§ What you are asked to do:
Copy the records verbatim, starting at their first line and stopping after the line that contains "last-month-wasted: $122.55 Wasted: [1699, 968, 1968, 1027]", with that line included.

§ Excerpted records:
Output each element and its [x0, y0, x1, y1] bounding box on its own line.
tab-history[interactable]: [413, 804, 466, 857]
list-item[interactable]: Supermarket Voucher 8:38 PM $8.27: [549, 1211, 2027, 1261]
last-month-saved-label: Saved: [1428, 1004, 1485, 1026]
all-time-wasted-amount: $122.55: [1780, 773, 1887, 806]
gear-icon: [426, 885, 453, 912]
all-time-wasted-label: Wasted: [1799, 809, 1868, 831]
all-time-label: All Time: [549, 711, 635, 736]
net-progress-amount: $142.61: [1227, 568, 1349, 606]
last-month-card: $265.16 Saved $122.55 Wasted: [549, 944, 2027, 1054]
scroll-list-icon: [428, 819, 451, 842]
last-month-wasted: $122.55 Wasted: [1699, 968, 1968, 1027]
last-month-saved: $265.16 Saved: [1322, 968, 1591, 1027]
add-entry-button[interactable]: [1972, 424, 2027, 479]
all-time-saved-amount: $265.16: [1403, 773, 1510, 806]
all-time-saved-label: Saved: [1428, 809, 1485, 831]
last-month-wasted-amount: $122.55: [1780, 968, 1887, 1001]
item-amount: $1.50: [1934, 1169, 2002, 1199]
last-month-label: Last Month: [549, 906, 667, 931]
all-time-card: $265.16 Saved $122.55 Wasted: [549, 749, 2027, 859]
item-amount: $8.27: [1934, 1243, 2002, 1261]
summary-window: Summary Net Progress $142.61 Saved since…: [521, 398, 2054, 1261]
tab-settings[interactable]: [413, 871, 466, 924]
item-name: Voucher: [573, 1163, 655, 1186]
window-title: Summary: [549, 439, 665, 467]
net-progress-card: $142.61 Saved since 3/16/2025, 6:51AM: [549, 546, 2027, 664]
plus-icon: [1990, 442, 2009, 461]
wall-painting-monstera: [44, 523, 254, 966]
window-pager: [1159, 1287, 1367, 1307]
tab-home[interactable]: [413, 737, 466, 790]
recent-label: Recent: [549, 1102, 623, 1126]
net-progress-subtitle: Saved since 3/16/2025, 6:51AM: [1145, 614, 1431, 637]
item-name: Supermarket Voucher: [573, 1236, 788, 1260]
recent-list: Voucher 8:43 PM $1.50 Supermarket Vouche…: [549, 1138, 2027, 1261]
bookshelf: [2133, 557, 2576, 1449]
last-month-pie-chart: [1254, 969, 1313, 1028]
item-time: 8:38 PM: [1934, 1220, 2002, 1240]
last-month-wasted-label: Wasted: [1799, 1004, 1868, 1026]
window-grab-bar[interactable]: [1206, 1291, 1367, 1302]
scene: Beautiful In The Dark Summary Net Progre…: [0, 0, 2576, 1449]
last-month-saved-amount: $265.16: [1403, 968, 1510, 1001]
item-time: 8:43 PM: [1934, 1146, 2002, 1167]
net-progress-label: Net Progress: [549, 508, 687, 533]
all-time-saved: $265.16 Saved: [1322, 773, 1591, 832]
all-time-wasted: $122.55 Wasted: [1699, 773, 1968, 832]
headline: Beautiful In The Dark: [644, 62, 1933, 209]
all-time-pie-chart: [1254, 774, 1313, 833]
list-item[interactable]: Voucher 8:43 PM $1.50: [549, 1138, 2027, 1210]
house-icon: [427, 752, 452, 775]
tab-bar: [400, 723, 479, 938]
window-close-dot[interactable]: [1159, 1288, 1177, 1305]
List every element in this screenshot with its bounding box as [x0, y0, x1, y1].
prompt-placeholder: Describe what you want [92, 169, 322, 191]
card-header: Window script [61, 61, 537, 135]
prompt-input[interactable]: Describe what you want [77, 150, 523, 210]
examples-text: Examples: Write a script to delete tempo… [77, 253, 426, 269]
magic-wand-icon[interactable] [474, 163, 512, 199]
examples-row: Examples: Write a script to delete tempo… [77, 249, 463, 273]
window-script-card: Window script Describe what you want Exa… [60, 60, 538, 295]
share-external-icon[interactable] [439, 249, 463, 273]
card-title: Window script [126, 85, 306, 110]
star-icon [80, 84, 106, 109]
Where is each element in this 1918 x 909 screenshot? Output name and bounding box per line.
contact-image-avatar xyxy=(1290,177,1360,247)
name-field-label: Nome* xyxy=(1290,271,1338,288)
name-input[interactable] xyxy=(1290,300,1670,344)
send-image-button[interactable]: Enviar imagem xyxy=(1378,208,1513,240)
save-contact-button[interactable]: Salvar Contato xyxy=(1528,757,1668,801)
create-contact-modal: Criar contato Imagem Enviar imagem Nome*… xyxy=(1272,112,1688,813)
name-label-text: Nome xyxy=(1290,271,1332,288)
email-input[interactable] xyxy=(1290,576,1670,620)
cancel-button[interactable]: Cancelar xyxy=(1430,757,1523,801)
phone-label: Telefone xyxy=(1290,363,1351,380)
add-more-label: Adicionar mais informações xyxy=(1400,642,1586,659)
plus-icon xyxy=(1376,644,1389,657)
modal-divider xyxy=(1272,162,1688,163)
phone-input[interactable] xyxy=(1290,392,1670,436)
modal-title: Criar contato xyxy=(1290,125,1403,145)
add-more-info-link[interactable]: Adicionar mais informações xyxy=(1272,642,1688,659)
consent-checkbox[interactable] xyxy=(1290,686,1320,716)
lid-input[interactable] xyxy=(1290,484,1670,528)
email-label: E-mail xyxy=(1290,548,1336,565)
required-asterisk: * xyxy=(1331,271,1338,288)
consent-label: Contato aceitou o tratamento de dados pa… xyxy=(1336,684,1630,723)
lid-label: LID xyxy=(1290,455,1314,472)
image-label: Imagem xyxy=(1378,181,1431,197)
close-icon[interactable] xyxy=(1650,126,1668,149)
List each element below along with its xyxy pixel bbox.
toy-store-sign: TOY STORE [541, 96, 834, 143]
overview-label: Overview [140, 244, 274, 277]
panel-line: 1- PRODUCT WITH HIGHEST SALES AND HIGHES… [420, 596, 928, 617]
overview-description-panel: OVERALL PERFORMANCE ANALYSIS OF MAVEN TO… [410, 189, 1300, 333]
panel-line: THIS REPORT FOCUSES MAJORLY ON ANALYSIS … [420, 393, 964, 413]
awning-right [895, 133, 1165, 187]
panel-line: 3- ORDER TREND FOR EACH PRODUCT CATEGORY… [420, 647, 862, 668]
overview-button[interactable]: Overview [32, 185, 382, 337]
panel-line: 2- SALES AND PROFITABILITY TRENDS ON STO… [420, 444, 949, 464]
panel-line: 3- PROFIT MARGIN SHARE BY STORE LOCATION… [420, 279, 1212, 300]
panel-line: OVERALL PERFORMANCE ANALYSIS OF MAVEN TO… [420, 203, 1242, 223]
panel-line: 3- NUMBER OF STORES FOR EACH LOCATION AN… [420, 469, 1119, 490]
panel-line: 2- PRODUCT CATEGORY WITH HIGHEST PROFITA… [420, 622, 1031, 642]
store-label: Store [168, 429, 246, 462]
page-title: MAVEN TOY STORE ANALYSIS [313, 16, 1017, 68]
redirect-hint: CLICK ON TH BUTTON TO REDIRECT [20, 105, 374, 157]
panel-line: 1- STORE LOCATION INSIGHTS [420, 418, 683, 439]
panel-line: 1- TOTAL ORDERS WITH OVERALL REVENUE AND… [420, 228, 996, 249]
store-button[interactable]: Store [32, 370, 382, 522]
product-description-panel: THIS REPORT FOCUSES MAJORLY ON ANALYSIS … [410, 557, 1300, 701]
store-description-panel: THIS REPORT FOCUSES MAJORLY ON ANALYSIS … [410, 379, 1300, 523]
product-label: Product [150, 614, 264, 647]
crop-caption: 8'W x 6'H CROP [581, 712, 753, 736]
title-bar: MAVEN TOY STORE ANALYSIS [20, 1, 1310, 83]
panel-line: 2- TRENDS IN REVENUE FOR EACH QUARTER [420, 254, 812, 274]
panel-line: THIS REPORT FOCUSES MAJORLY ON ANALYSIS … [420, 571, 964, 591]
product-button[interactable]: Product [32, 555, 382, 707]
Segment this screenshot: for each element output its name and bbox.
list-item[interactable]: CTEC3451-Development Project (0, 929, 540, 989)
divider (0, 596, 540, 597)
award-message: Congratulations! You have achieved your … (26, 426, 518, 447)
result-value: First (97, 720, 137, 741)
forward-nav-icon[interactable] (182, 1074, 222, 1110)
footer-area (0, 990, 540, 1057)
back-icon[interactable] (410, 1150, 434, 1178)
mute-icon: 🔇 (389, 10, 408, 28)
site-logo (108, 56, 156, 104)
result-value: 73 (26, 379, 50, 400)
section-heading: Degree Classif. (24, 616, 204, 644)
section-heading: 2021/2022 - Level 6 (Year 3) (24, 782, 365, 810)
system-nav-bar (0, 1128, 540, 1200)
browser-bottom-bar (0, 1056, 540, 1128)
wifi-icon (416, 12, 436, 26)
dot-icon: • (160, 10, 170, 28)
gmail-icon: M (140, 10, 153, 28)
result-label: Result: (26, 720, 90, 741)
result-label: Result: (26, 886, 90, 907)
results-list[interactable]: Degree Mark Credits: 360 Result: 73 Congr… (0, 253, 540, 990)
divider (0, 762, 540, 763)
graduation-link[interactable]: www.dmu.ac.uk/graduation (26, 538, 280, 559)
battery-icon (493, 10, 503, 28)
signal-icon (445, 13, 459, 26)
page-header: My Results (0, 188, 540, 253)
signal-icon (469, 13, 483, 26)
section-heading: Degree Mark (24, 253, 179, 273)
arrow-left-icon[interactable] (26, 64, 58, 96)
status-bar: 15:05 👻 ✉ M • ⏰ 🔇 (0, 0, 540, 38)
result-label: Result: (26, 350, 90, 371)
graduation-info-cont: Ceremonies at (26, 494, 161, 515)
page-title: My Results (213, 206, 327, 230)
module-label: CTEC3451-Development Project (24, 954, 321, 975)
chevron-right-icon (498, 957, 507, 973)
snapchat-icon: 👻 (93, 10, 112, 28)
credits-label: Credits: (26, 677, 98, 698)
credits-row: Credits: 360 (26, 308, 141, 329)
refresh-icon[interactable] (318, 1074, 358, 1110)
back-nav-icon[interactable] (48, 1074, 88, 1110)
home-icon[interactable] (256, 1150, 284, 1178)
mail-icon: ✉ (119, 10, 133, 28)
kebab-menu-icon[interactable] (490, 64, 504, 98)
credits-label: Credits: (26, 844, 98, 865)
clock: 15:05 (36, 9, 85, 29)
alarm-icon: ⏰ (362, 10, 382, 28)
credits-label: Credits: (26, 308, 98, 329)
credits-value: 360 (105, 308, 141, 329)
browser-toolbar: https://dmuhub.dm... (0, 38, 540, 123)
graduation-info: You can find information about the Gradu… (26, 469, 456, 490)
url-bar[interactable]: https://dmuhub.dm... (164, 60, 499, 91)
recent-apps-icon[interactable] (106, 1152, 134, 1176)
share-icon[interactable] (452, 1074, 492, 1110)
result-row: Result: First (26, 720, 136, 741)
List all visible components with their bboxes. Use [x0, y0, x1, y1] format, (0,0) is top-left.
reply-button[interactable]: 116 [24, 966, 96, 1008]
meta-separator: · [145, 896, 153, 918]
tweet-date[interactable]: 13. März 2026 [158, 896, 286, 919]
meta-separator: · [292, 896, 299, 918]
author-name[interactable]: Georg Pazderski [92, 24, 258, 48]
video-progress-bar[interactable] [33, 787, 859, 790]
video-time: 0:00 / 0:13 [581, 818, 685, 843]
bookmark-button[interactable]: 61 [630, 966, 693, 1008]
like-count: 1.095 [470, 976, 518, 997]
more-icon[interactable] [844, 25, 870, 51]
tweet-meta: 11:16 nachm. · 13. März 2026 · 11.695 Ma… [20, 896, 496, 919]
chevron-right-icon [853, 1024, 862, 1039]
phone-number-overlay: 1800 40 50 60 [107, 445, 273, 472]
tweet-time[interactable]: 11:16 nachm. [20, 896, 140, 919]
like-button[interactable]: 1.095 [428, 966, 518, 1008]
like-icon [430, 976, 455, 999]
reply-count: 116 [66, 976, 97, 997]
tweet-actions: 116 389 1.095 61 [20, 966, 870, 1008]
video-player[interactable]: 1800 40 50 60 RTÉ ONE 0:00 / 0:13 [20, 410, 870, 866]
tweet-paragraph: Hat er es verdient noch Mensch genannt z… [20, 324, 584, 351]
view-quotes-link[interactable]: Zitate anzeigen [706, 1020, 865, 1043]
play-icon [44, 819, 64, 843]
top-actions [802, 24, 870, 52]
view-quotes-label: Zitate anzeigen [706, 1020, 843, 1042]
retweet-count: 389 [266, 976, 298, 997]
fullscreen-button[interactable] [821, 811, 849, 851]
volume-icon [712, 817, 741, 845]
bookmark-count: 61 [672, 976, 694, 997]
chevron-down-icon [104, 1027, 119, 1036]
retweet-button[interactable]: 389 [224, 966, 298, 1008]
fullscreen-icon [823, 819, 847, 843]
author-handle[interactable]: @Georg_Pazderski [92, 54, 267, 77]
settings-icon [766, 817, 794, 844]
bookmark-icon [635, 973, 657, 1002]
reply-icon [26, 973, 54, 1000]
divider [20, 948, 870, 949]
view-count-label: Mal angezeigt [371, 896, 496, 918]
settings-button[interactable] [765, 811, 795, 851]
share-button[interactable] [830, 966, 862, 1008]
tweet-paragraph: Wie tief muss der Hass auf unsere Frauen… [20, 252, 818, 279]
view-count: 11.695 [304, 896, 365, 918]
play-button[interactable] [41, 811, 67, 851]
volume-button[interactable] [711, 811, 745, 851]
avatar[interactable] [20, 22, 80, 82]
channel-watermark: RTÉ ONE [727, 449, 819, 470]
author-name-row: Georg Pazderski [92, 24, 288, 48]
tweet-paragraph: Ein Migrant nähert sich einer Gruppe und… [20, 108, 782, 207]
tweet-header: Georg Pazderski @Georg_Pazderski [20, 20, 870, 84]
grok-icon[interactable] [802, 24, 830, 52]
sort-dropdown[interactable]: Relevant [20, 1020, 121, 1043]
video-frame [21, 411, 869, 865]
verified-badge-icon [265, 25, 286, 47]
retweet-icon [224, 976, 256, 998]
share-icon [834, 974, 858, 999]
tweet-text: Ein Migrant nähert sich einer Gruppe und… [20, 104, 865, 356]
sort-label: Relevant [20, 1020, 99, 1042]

§ Answer to the exercise:
Output each element and its [x0, y0, x1, y1] bounding box on its own line.
tab-history[interactable]: [413, 804, 466, 857]
list-item[interactable]: Supermarket Voucher 8:38 PM $8.27: [549, 1211, 2027, 1261]
last-month-saved-label: Saved: [1428, 1004, 1485, 1026]
all-time-wasted-amount: $122.55: [1780, 773, 1887, 806]
gear-icon: [426, 885, 453, 912]
all-time-wasted-label: Wasted: [1799, 809, 1868, 831]
all-time-label: All Time: [549, 711, 635, 736]
net-progress-amount: $142.61: [1227, 568, 1349, 606]
last-month-card: $265.16 Saved $122.55 Wasted: [549, 944, 2027, 1054]
scroll-list-icon: [428, 819, 451, 842]
last-month-wasted: $122.55 Wasted: [1699, 968, 1968, 1027]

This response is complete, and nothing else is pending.